PROBLEMS TO WORK ON:
A: In the passage of the tax-ruling excerpt that begins at "Articles 89 and" and stops after "all other cases.", rename "General Tax Directorate" as "Tax and Customs Authority".
B: Carry the tax-ruling excerpt forward from the point where it stops.

PROVIDED TEXT:
>>>>
The essential issue that is the subject of these proceedings is whether, in relation to the fiscal years 2013 and 2014, the amounts referring to the tax benefits of SIFIDE, RFAI and CFEI can be deducted from the IRC collection produced by autonomous taxation, including in light of the wording of the CIRC resulting from Law no. 7-A/2016, of 30 March.

There is abundant arbitral jurisprudence on this matter, in particular the award no. 456/2016T, which we shall follow closely.

3.1. Question of the Application of Article 90 of CIRC to Autonomous Taxation

In the decision on the administrative appeal, the Tax and Customs Authority understood, in short, that "autonomous taxation is nothing more than a set of rates that applies to autonomous facts and although included in the Income Tax Codes, the result of its application is a pure surcharge to be assessed and paid by taxpayers, and is not susceptible to being offset against deductions from collection, specifically those provided for in subsection 2 of Article 90 of the IRC Code."

Articles 89 and 90 of CIRC establish the following, as amended by Law no. 3-B/2010, of 28 April:

Article 89

Authority to Assess

The assessment of IRC is performed:

a) By the taxpayer itself, in the declarations referred to in Articles 120 and 122;

b) By the General Tax Directorate, in all other cases.
<<<<
DATASET CONTENT:
>>>>
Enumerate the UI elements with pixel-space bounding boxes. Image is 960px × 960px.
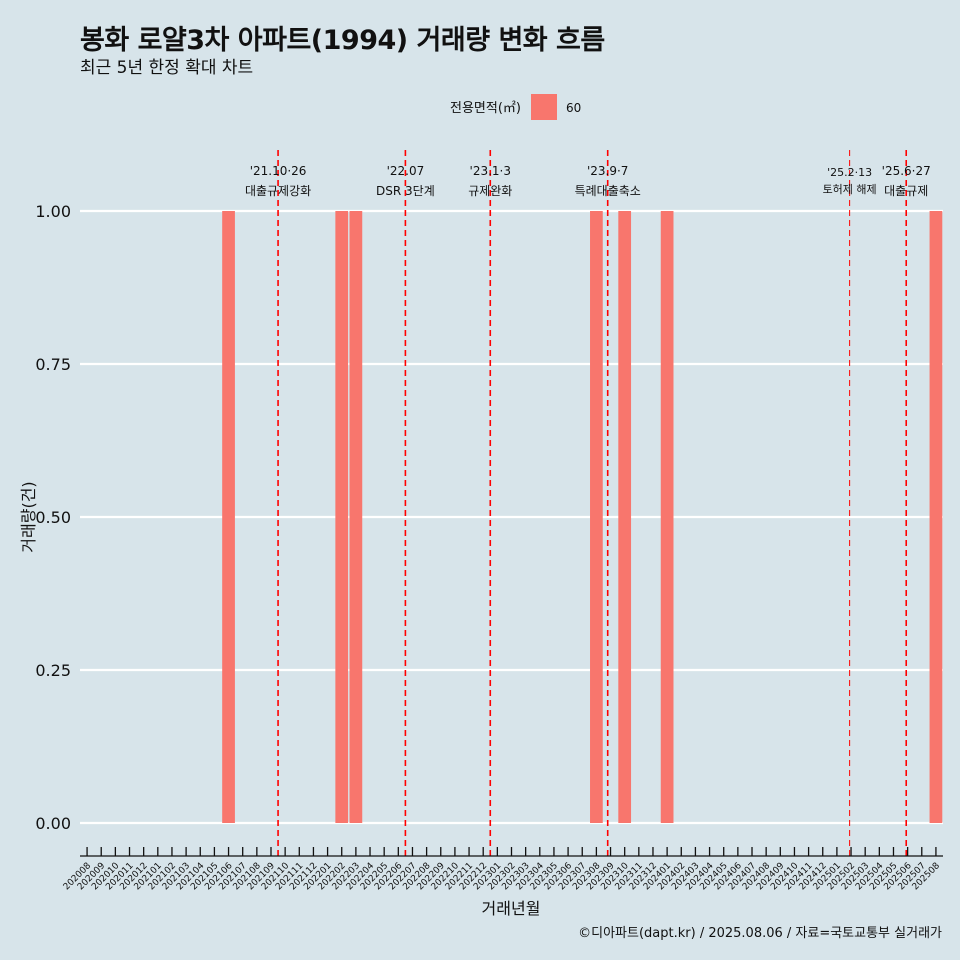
<<<<
EXERCISE RESPONSES:
A:
Articles 89 and 90 of CIRC establish the following, as amended by Law no. 3-B/2010, of 28 April:

Article 89

Authority to Assess

The assessment of IRC is performed:

a) By the taxpayer itself, in the declarations referred to in Articles 120 and 122;

b) By the Tax and Customs Authority, in all other cases.

B:
Article 90

Procedure and Method of Assessment

1 - The assessment of IRC proceeds as follows:

a) When the assessment is to be made by the taxpayer in the declarations referred to in Articles 120 and 122, it is based on the taxable matter contained therein;

b) In the event of failure to file the declaration referred to in Article 120, the assessment shall be made by 30 November of the following year or, in the case provided for in subsection 2 of that article, by the end of the 6th month following the end of the deadline for filing the declaration mentioned therein and shall be based on the value of the minimum monthly remuneration or, where higher, the entire taxable matter of the nearest fiscal year that has been determined;

c) In the absence of assessment under the preceding paragraphs, it shall be based on the information available to the tax administration.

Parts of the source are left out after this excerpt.